## Given task
Everything in the listing except the pictures should be written out exactly.

╭─ Input material

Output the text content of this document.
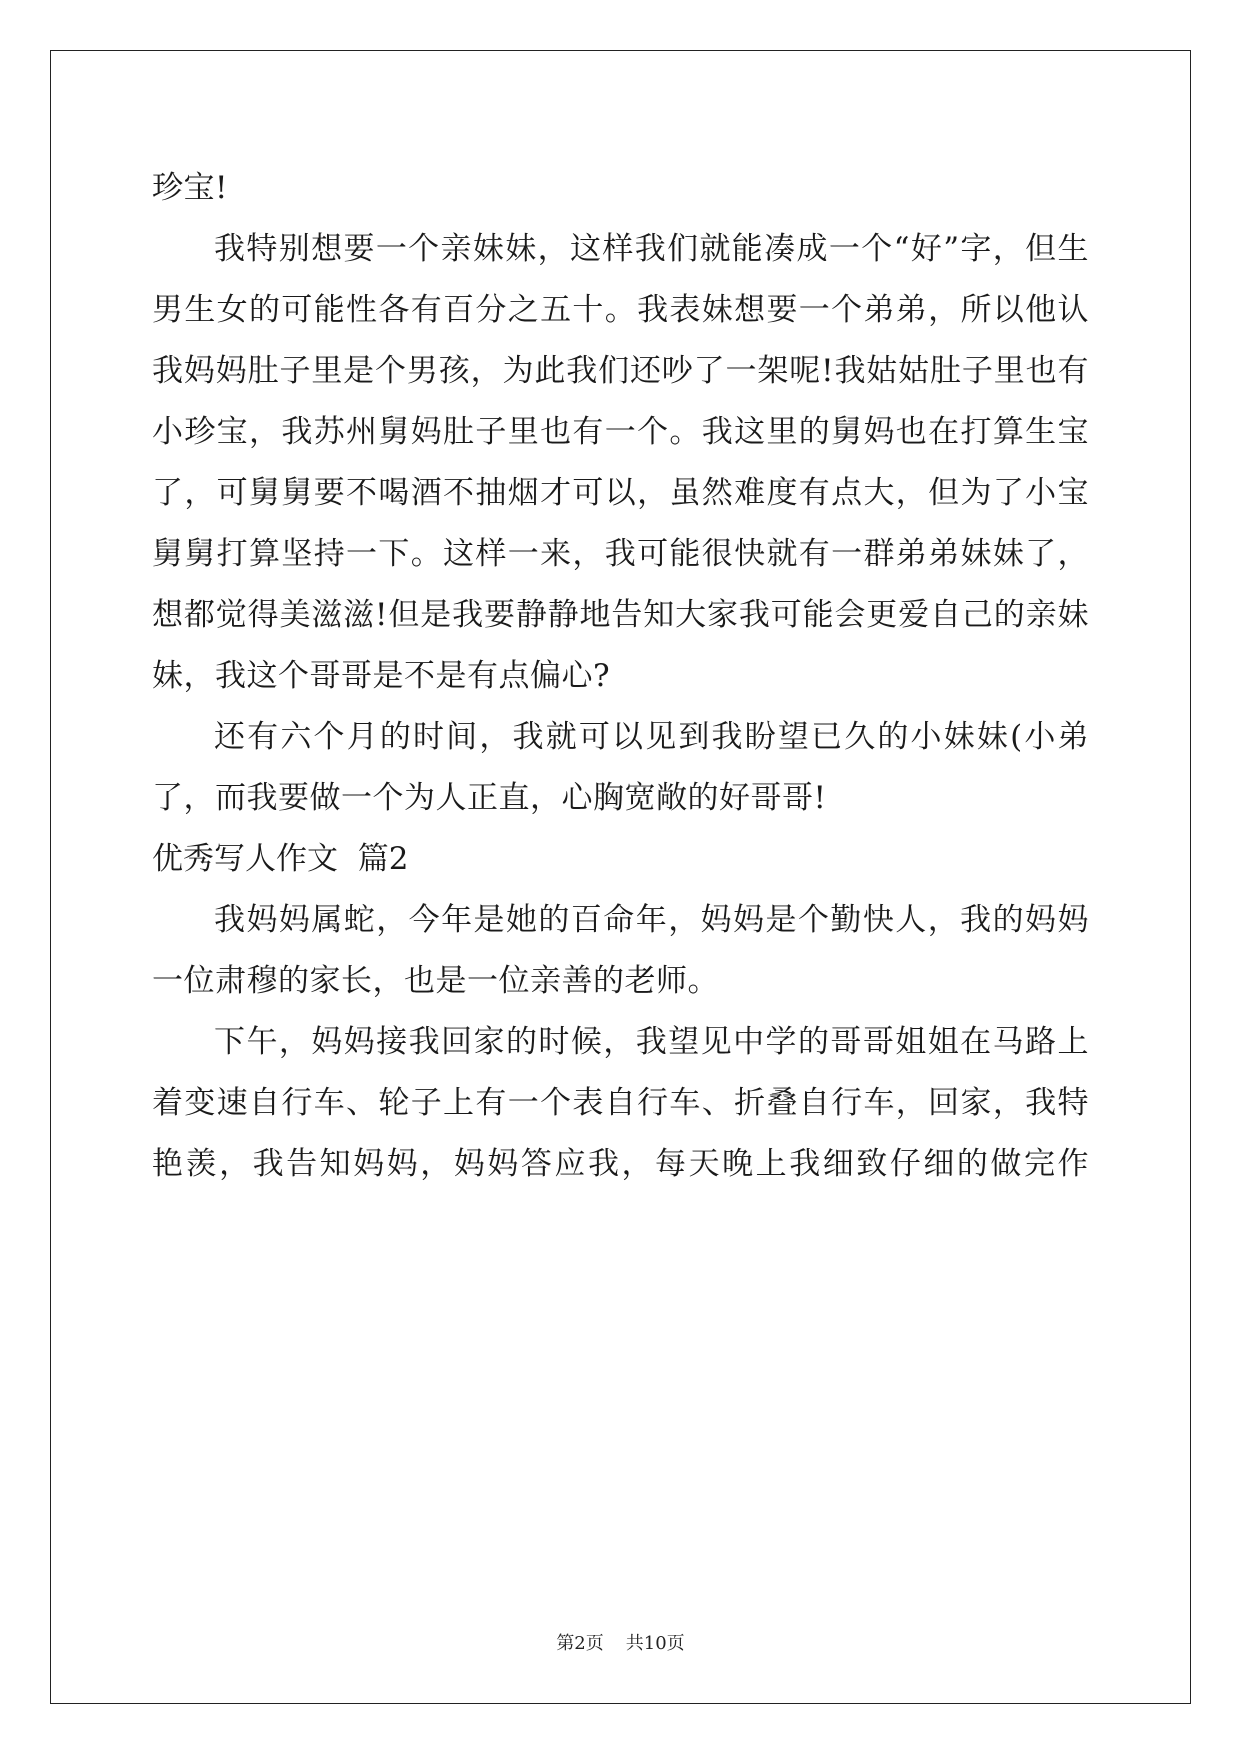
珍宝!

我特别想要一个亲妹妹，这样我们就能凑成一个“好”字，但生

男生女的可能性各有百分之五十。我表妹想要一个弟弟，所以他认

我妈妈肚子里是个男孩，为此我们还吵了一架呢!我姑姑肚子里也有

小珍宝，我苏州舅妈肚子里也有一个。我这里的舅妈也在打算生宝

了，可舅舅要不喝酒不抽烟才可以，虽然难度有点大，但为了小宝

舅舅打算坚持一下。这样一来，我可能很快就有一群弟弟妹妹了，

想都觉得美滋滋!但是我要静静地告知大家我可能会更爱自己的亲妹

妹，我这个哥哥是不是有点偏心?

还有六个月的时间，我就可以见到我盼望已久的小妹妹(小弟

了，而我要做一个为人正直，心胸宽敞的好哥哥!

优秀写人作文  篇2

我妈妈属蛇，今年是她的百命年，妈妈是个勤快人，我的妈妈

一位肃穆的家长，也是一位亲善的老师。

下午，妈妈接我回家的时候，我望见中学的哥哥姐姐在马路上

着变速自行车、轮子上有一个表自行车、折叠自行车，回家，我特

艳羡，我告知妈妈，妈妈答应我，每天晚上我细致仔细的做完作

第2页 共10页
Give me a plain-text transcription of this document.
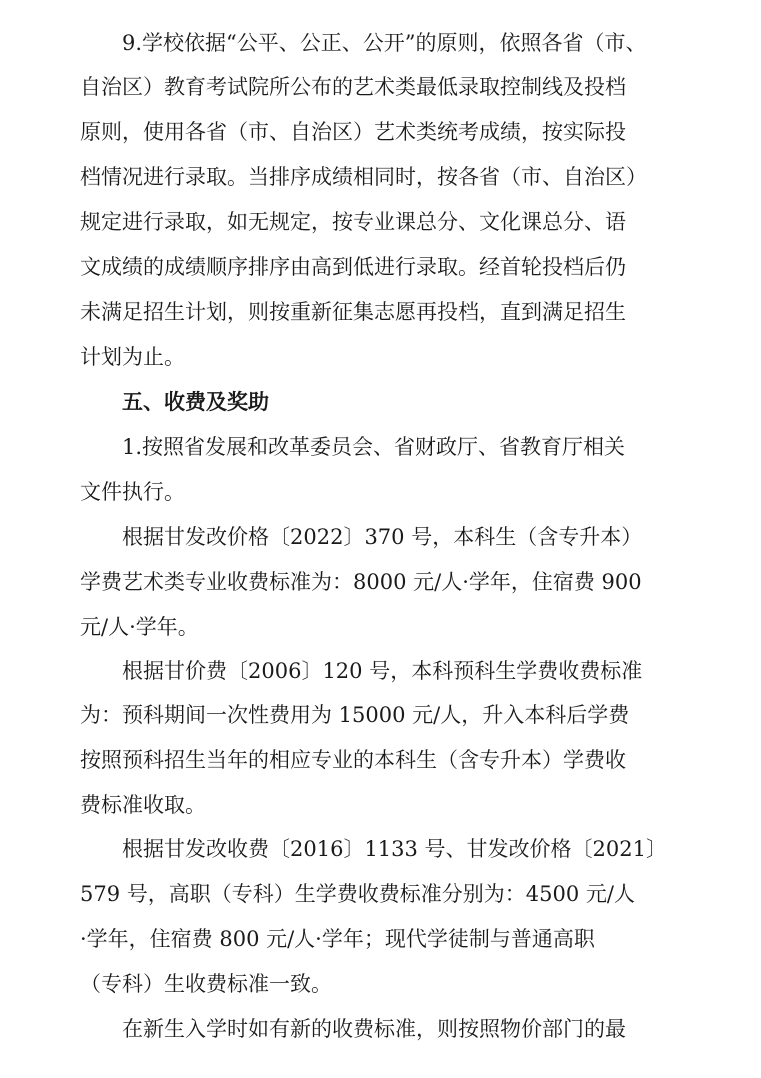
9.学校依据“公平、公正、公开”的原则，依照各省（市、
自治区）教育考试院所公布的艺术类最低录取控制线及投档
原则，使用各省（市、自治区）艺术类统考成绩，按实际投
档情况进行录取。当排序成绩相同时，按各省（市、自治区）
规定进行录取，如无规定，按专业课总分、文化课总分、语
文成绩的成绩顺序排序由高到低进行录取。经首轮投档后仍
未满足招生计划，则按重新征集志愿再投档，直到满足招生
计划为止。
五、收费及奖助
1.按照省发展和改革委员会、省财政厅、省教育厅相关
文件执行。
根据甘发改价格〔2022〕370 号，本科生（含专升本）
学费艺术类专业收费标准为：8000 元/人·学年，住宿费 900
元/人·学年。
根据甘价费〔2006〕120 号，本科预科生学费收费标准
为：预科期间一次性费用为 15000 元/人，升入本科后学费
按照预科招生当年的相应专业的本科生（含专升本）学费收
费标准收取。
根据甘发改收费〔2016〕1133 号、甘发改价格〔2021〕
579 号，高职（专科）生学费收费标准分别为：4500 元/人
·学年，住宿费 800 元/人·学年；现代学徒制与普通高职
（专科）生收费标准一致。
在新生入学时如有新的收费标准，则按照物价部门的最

╰─

## Written solution
Output the text content of this document.
珍宝!

我特别想要一个亲妹妹，这样我们就能凑成一个“好”字，但生

男生女的可能性各有百分之五十。我表妹想要一个弟弟，所以他认

我妈妈肚子里是个男孩，为此我们还吵了一架呢!我姑姑肚子里也有

小珍宝，我苏州舅妈肚子里也有一个。我这里的舅妈也在打算生宝

了，可舅舅要不喝酒不抽烟才可以，虽然难度有点大，但为了小宝

舅舅打算坚持一下。这样一来，我可能很快就有一群弟弟妹妹了，

想都觉得美滋滋!但是我要静静地告知大家我可能会更爱自己的亲妹

妹，我这个哥哥是不是有点偏心?

还有六个月的时间，我就可以见到我盼望已久的小妹妹(小弟

了，而我要做一个为人正直，心胸宽敞的好哥哥!

优秀写人作文  篇2

我妈妈属蛇，今年是她的百命年，妈妈是个勤快人，我的妈妈

一位肃穆的家长，也是一位亲善的老师。

下午，妈妈接我回家的时候，我望见中学的哥哥姐姐在马路上

着变速自行车、轮子上有一个表自行车、折叠自行车，回家，我特

艳羡，我告知妈妈，妈妈答应我，每天晚上我细致仔细的做完作

第2页 共10页
Give me a plain-text transcription of this document.
9.学校依据“公平、公正、公开”的原则，依照各省（市、
自治区）教育考试院所公布的艺术类最低录取控制线及投档
原则，使用各省（市、自治区）艺术类统考成绩，按实际投
档情况进行录取。当排序成绩相同时，按各省（市、自治区）
规定进行录取，如无规定，按专业课总分、文化课总分、语
文成绩的成绩顺序排序由高到低进行录取。经首轮投档后仍
未满足招生计划，则按重新征集志愿再投档，直到满足招生
计划为止。
五、收费及奖助
1.按照省发展和改革委员会、省财政厅、省教育厅相关
文件执行。
根据甘发改价格〔2022〕370 号，本科生（含专升本）
学费艺术类专业收费标准为：8000 元/人·学年，住宿费 900
元/人·学年。
根据甘价费〔2006〕120 号，本科预科生学费收费标准
为：预科期间一次性费用为 15000 元/人，升入本科后学费
按照预科招生当年的相应专业的本科生（含专升本）学费收
费标准收取。
根据甘发改收费〔2016〕1133 号、甘发改价格〔2021〕
579 号，高职（专科）生学费收费标准分别为：4500 元/人
·学年，住宿费 800 元/人·学年；现代学徒制与普通高职
（专科）生收费标准一致。
在新生入学时如有新的收费标准，则按照物价部门的最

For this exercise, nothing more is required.